[Lines of data]
★ ★ ★
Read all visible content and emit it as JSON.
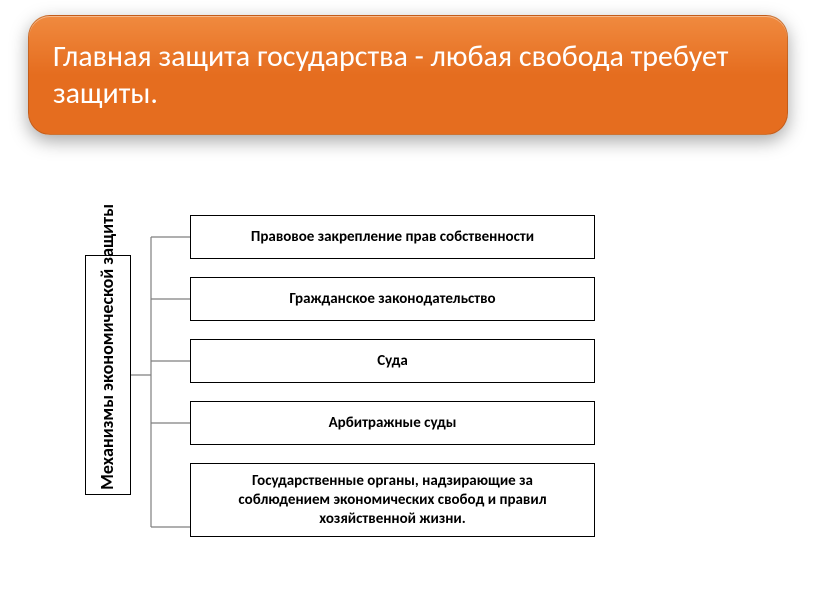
{
  "header": {
    "title": "Главная защита государства - любая свобода требует защиты."
  },
  "diagram": {
    "root": "Механизмы экономической защиты",
    "children": [
      "Правовое закрепление прав собственности",
      "Гражданское законодательство",
      "Суда",
      "Арбитражные суды",
      "Государственные органы, надзирающие за соблюдением экономических свобод и правил хозяйственной жизни."
    ]
  },
  "colors": {
    "accent": "#e56d1f",
    "connector": "#7f7f7f"
  }
}
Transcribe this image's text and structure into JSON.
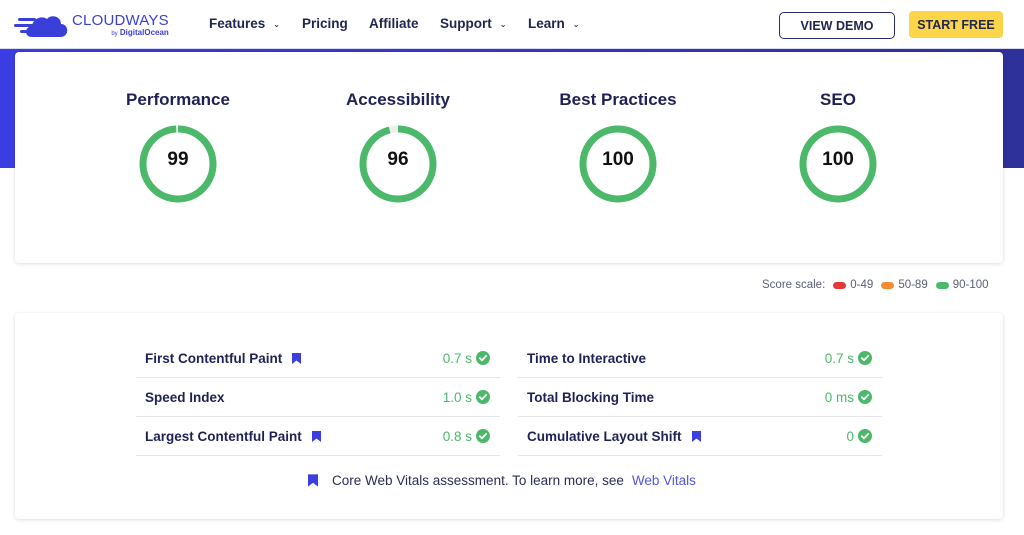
{
  "header": {
    "logo": {
      "name": "CLOUDWAYS",
      "by": "by",
      "sub": "DigitalOcean"
    },
    "nav": [
      {
        "label": "Features",
        "dropdown": true
      },
      {
        "label": "Pricing",
        "dropdown": false
      },
      {
        "label": "Affiliate",
        "dropdown": false
      },
      {
        "label": "Support",
        "dropdown": true
      },
      {
        "label": "Learn",
        "dropdown": true
      }
    ],
    "view_demo": "VIEW DEMO",
    "start_free": "START FREE"
  },
  "colors": {
    "brand": "#3a3fd9",
    "pass": "#4cb96a",
    "average": "#f08c36",
    "fail": "#e53935",
    "cta": "#fcd548"
  },
  "scores": [
    {
      "title": "Performance",
      "value": 99
    },
    {
      "title": "Accessibility",
      "value": 96
    },
    {
      "title": "Best Practices",
      "value": 100
    },
    {
      "title": "SEO",
      "value": 100
    }
  ],
  "score_scale": {
    "label": "Score scale:",
    "ranges": [
      {
        "label": "0-49",
        "color": "#e53935"
      },
      {
        "label": "50-89",
        "color": "#f08c36"
      },
      {
        "label": "90-100",
        "color": "#4cb96a"
      }
    ]
  },
  "metrics": {
    "left": [
      {
        "label": "First Contentful Paint",
        "value": "0.7 s",
        "core_web_vital": true
      },
      {
        "label": "Speed Index",
        "value": "1.0 s",
        "core_web_vital": false
      },
      {
        "label": "Largest Contentful Paint",
        "value": "0.8 s",
        "core_web_vital": true
      }
    ],
    "right": [
      {
        "label": "Time to Interactive",
        "value": "0.7 s",
        "core_web_vital": false
      },
      {
        "label": "Total Blocking Time",
        "value": "0 ms",
        "core_web_vital": false
      },
      {
        "label": "Cumulative Layout Shift",
        "value": "0",
        "core_web_vital": true
      }
    ]
  },
  "footnote": {
    "text": "Core Web Vitals assessment. To learn more, see",
    "link": "Web Vitals"
  }
}
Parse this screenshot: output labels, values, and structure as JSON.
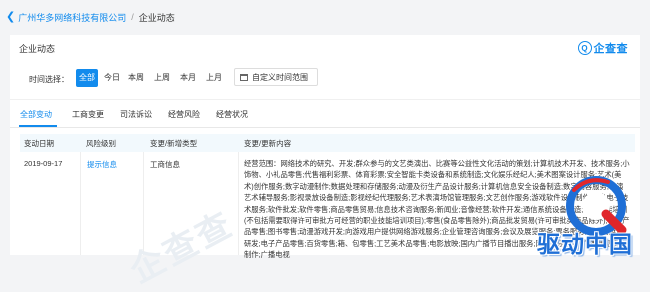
{
  "breadcrumb": {
    "company": "广州华多网络科技有限公司",
    "separator": "/",
    "current": "企业动态"
  },
  "header": {
    "title": "企业动态",
    "logo_text": "企查查",
    "logo_mark": "Q"
  },
  "filter": {
    "label": "时间选择：",
    "options": [
      "全部",
      "今日",
      "本周",
      "上周",
      "本月",
      "上月"
    ],
    "active": "全部",
    "custom_range_label": "自定义时间范围"
  },
  "tabs": {
    "items": [
      "全部变动",
      "工商变更",
      "司法诉讼",
      "经营风险",
      "经营状况"
    ],
    "active": "全部变动"
  },
  "table": {
    "columns": [
      "变动日期",
      "风险级别",
      "变更/新增类型",
      "变更/更新内容"
    ],
    "rows": [
      {
        "date": "2019-09-17",
        "risk": "提示信息",
        "type": "工商信息",
        "content": "经营范围：网络技术的研究、开发;群众参与的文艺类演出、比赛等公益性文化活动的策划;计算机技术开发、技术服务;小饰物、小礼品零售;代售福利彩票、体育彩票;安全智能卡类设备和系统制造;文化娱乐经纪人;美术图案设计服务;艺术(美术)创作服务;数字动漫制作;数据处理和存储服务;动漫及衍生产品设计服务;计算机信息安全设备制造;数字内容服务;表演艺术辅导服务;影视录放设备制造;影视经纪代理服务;艺术表演场馆管理服务;文艺创作服务;游戏软件设计制作;信息电子技术服务;软件批发;软件零售;商品零售贸易;信息技术咨询服务;新闻业;音像经营;软件开发;通信系统设备制造;职业技能培训(不包括需要取得许可审批方可经营的职业技能培训项目);零售(食品零售除外);商品批发贸易(许可审批类商品除外);电子产品零售;图书零售;动漫游戏开发;向游戏用户提供网络游戏服务;企业管理咨询服务;会议及展览服务;票务服务;动漫及游戏研发;电子产品零售;百货零售;箱、包零售;工艺美术品零售;电影放映;国内广播节目播出服务;网络音乐服务;广播电视节目制作;广播电视"
      }
    ]
  },
  "watermark": "企查查",
  "overlay_logo": {
    "text": "驱动中国"
  },
  "colors": {
    "accent": "#128bed",
    "page_bg": "#f3f4f6",
    "table_header_bg": "#f2f9fd",
    "overlay_blue": "#1f6fd6",
    "overlay_red": "#e0262b"
  }
}
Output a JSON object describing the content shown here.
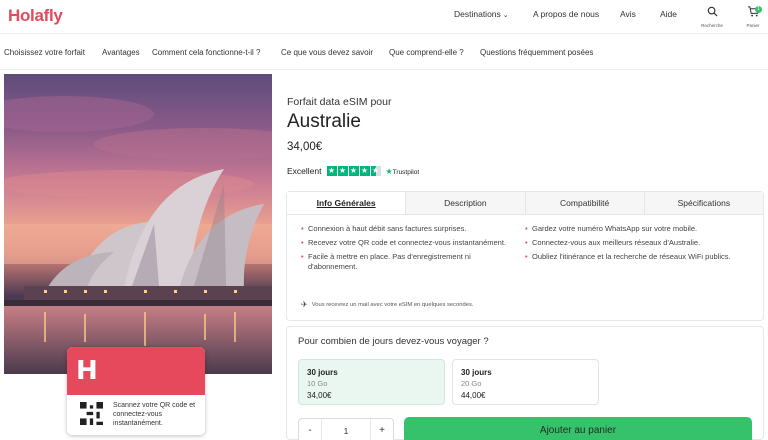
{
  "header": {
    "logo": "Holafly",
    "nav": [
      {
        "label": "Destinations",
        "has_dropdown": true
      },
      {
        "label": "A propos de nous"
      },
      {
        "label": "Avis"
      },
      {
        "label": "Aide"
      }
    ],
    "search_label": "Recherche",
    "cart_label": "Panier",
    "cart_count": "1"
  },
  "subnav": [
    "Choisissez votre forfait",
    "Avantages",
    "Comment cela fonctionne-t-il ?",
    "Ce que vous devez savoir",
    "Que comprend-elle ?",
    "Questions fréquemment posées"
  ],
  "product": {
    "pre_title": "Forfait data eSIM pour",
    "title": "Australie",
    "price": "34,00€",
    "rating_label": "Excellent",
    "rating_stars": 4.5,
    "trustpilot": "Trustpilot"
  },
  "tabs": [
    {
      "label": "Info Générales",
      "active": true
    },
    {
      "label": "Description",
      "active": false
    },
    {
      "label": "Compatibilité",
      "active": false
    },
    {
      "label": "Spécifications",
      "active": false
    }
  ],
  "info_left": [
    "Connexion à haut débit sans factures surprises.",
    "Recevez votre QR code et connectez-vous instantanément.",
    "Facile à mettre en place. Pas d'enregistrement ni d'abonnement."
  ],
  "info_right": [
    "Gardez votre numéro WhatsApp sur votre mobile.",
    "Connectez-vous aux meilleurs réseaux d'Australie.",
    "Oubliez l'itinérance et la recherche de réseaux WiFi publics."
  ],
  "note": "Vous recevrez un mail avec votre eSIM en quelques secondes.",
  "days": {
    "question": "Pour combien de jours devez-vous voyager ?",
    "options": [
      {
        "days": "30 jours",
        "data": "10 Go",
        "price": "34,00€",
        "selected": true
      },
      {
        "days": "30 jours",
        "data": "20 Go",
        "price": "44,00€",
        "selected": false
      }
    ]
  },
  "quantity": {
    "minus": "-",
    "value": "1",
    "plus": "+"
  },
  "add_to_cart": "Ajouter au panier",
  "qr_card": {
    "logo": "H",
    "text": "Scannez votre QR code et connectez-vous instantanément."
  },
  "colors": {
    "brand": "#e6485c",
    "accent": "#36c26b",
    "trustpilot": "#00b67a"
  }
}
★ ★ ★
**Instructions for the task**
Report only the number of lines that hold the string "trustpilot" in this listing.

**Result for this task**
2